» Problem: Produce an exact transcription of the listing below, omitting the pictures.

» Extracted records:
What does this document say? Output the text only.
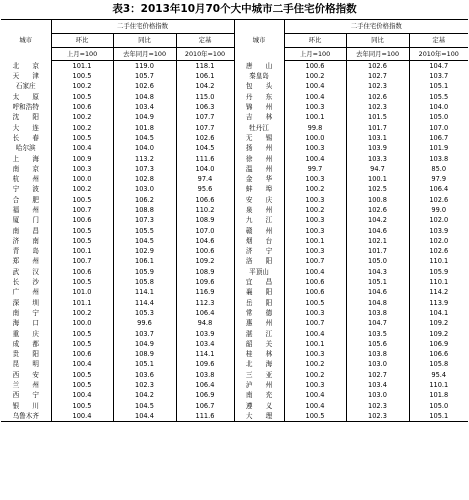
表3：2013年10月70个大中城市二手住宅价格指数
城市	二手住宅价格指数			城市	二手住宅价格指数		
	环比	同比	定基		环比	同比	定基
	上月=100	去年同月=100	2010年=100		上月=100	去年同月=100	2010年=100
北　　京	101.1	119.0	118.1	唐　　山	100.6	102.6	104.7
天　　津	100.5	105.7	106.1	秦皇岛	100.2	102.7	103.7
石家庄	100.2	102.6	104.2	包　　头	100.4	102.3	105.1
太　　原	100.5	104.8	115.0	丹　　东	100.4	102.6	105.5
呼和浩特	100.6	103.4	106.3	锦　　州	100.3	102.3	104.0
沈　　阳	100.2	104.9	107.7	吉　　林	100.1	101.5	105.0
大　　连	100.2	101.8	107.7	牡丹江	99.8	101.7	107.0
长　　春	100.5	104.5	102.6	无　　锡	100.0	103.1	106.7
哈尔滨	100.4	104.0	104.5	扬　　州	100.3	103.9	101.9
上　　海	100.9	113.2	111.6	徐　　州	100.4	103.3	103.8
南　　京	100.3	107.3	104.0	温　　州	99.7	94.7	85.0
杭　　州	100.0	102.8	97.4	金　　华	100.3	100.1	97.9
宁　　波	100.2	103.0	95.6	蚌　　埠	100.2	102.5	106.4
合　　肥	100.5	106.2	106.6	安　　庆	100.3	100.8	102.6
福　　州	100.7	108.8	110.2	泉　　州	100.2	102.6	99.0
厦　　门	100.6	107.3	108.9	九　　江	100.3	104.2	102.0
南　　昌	100.5	105.5	107.0	赣　　州	100.3	104.6	103.9
济　　南	100.5	104.5	104.6	烟　　台	100.1	102.1	102.0
青　　岛	100.1	102.9	100.6	济　　宁	100.3	101.7	102.6
郑　　州	100.7	106.1	109.2	洛　　阳	100.7	105.0	110.1
武　　汉	100.6	105.9	108.9	平顶山	100.4	104.3	105.9
长　　沙	100.5	105.8	109.6	宜　　昌	100.6	105.1	110.1
广　　州	101.0	114.1	116.9	襄　　阳	100.6	104.6	114.2
深　　圳	101.1	114.4	112.3	岳　　阳	100.5	104.8	113.9
南　　宁	100.2	105.3	106.4	常　　德	100.3	103.8	104.1
海　　口	100.0	99.6	94.8	惠　　州	100.7	104.7	109.2
重　　庆	100.5	103.7	103.9	湛　　江	100.4	103.5	109.2
成　　都	100.5	104.9	103.4	韶　　关	100.1	105.6	106.9
贵　　阳	100.6	108.9	114.1	桂　　林	100.3	103.8	106.6
昆　　明	100.4	105.1	109.6	北　　海	100.2	103.0	105.8
西　　安	100.5	103.6	103.8	三　　亚	100.2	102.7	95.4
兰　　州	100.5	102.3	106.4	泸　　州	100.3	103.4	110.1
西　　宁	100.4	104.2	106.9	南　　充	100.4	103.0	101.8
银　　川	100.5	104.5	106.7	遵　　义	100.4	102.3	105.0
乌鲁木齐	100.4	104.4	111.6	大　　理	100.5	102.3	105.1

» Problem solution:
What does this document say? Output the text only.
表3：2013年10月70个大中城市二手住宅价格指数
城市	二手住宅价格指数			城市	二手住宅价格指数		
	环比	同比	定基		环比	同比	定基
	上月=100	去年同月=100	2010年=100		上月=100	去年同月=100	2010年=100
北　　京	101.1	119.0	118.1	唐　　山	100.6	102.6	104.7
天　　津	100.5	105.7	106.1	秦皇岛	100.2	102.7	103.7
石家庄	100.2	102.6	104.2	包　　头	100.4	102.3	105.1
太　　原	100.5	104.8	115.0	丹　　东	100.4	102.6	105.5
呼和浩特	100.6	103.4	106.3	锦　　州	100.3	102.3	104.0
沈　　阳	100.2	104.9	107.7	吉　　林	100.1	101.5	105.0
大　　连	100.2	101.8	107.7	牡丹江	99.8	101.7	107.0
长　　春	100.5	104.5	102.6	无　　锡	100.0	103.1	106.7
哈尔滨	100.4	104.0	104.5	扬　　州	100.3	103.9	101.9
上　　海	100.9	113.2	111.6	徐　　州	100.4	103.3	103.8
南　　京	100.3	107.3	104.0	温　　州	99.7	94.7	85.0
杭　　州	100.0	102.8	97.4	金　　华	100.3	100.1	97.9
宁　　波	100.2	103.0	95.6	蚌　　埠	100.2	102.5	106.4
合　　肥	100.5	106.2	106.6	安　　庆	100.3	100.8	102.6
福　　州	100.7	108.8	110.2	泉　　州	100.2	102.6	99.0
厦　　门	100.6	107.3	108.9	九　　江	100.3	104.2	102.0
南　　昌	100.5	105.5	107.0	赣　　州	100.3	104.6	103.9
济　　南	100.5	104.5	104.6	烟　　台	100.1	102.1	102.0
青　　岛	100.1	102.9	100.6	济　　宁	100.3	101.7	102.6
郑　　州	100.7	106.1	109.2	洛　　阳	100.7	105.0	110.1
武　　汉	100.6	105.9	108.9	平顶山	100.4	104.3	105.9
长　　沙	100.5	105.8	109.6	宜　　昌	100.6	105.1	110.1
广　　州	101.0	114.1	116.9	襄　　阳	100.6	104.6	114.2
深　　圳	101.1	114.4	112.3	岳　　阳	100.5	104.8	113.9
南　　宁	100.2	105.3	106.4	常　　德	100.3	103.8	104.1
海　　口	100.0	99.6	94.8	惠　　州	100.7	104.7	109.2
重　　庆	100.5	103.7	103.9	湛　　江	100.4	103.5	109.2
成　　都	100.5	104.9	103.4	韶　　关	100.1	105.6	106.9
贵　　阳	100.6	108.9	114.1	桂　　林	100.3	103.8	106.6
昆　　明	100.4	105.1	109.6	北　　海	100.2	103.0	105.8
西　　安	100.5	103.6	103.8	三　　亚	100.2	102.7	95.4
兰　　州	100.5	102.3	106.4	泸　　州	100.3	103.4	110.1
西　　宁	100.4	104.2	106.9	南　　充	100.4	103.0	101.8
银　　川	100.5	104.5	106.7	遵　　义	100.4	102.3	105.0
乌鲁木齐	100.4	104.4	111.6	大　　理	100.5	102.3	105.1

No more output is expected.